— BEGIN TASK MATERIAL —

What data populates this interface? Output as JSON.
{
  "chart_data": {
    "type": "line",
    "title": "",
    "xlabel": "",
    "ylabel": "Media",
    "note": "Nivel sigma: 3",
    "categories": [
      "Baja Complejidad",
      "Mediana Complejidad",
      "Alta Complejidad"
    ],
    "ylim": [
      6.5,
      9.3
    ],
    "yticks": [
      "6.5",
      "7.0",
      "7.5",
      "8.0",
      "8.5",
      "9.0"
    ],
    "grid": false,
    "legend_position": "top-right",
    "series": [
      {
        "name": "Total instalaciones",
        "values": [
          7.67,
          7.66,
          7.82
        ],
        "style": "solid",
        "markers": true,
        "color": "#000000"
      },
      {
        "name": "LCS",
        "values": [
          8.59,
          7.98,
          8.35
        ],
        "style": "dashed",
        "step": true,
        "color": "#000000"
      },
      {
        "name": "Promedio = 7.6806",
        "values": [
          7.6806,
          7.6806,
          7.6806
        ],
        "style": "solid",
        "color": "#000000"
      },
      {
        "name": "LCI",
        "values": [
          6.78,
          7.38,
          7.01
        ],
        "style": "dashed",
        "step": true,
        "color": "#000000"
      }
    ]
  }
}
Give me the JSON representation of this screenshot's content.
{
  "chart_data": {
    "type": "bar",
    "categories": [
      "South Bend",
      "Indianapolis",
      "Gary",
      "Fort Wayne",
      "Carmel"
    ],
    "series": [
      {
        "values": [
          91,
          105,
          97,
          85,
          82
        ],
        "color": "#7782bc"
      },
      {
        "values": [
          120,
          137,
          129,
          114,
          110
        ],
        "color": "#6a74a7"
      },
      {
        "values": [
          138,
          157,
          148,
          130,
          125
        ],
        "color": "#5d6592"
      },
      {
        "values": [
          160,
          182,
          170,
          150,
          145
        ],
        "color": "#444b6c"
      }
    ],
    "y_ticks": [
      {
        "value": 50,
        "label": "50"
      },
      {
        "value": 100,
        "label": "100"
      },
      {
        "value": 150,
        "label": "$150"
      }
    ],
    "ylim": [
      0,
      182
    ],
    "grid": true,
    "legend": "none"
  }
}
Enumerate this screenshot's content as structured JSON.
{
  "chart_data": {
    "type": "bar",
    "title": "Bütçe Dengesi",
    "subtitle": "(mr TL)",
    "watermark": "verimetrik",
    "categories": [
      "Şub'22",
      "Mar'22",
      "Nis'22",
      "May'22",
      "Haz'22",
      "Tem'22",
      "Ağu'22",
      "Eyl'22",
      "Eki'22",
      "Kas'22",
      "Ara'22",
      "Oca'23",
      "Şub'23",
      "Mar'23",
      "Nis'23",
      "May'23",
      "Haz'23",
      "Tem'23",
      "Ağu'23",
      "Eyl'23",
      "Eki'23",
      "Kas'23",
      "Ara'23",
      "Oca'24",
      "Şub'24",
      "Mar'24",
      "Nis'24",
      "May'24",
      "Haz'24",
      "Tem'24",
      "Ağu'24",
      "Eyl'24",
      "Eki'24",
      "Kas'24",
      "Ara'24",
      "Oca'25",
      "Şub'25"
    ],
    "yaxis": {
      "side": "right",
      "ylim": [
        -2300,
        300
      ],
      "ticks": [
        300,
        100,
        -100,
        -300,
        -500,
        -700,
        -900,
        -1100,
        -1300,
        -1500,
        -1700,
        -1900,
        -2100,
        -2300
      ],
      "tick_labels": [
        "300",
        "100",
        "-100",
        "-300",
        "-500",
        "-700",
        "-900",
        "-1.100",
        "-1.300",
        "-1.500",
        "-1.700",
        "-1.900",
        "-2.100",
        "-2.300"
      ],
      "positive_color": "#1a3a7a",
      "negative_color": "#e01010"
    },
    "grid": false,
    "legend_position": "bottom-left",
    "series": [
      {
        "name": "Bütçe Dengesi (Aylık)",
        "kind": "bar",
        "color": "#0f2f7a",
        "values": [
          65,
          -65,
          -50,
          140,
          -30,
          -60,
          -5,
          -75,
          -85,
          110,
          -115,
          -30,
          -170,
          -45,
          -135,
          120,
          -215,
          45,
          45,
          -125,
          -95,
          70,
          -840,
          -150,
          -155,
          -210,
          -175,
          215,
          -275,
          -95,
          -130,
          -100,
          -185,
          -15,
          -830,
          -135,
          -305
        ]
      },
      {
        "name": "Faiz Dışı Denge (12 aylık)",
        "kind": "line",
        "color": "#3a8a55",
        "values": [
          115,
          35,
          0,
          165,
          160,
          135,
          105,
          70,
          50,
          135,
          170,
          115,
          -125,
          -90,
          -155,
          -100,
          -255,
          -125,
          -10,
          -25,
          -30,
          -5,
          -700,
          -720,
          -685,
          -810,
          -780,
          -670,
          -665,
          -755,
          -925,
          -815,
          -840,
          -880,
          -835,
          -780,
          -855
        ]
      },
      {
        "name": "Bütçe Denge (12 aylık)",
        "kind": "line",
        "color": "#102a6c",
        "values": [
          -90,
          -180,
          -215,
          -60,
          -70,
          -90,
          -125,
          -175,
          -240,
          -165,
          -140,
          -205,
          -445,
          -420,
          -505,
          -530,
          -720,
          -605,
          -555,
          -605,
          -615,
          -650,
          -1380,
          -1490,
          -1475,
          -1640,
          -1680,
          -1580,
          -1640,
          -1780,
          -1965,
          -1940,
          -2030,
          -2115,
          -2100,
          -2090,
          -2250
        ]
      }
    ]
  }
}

— END TASK MATERIAL —

▸ EXERCISE AIM
In the entries above, find each line with the word "Bütçe" and copy it.

▸ RESULT OF THE TASK
    "title": "Bütçe Dengesi",
        "name": "Bütçe Dengesi (Aylık)",
        "name": "Bütçe Denge (12 aylık)",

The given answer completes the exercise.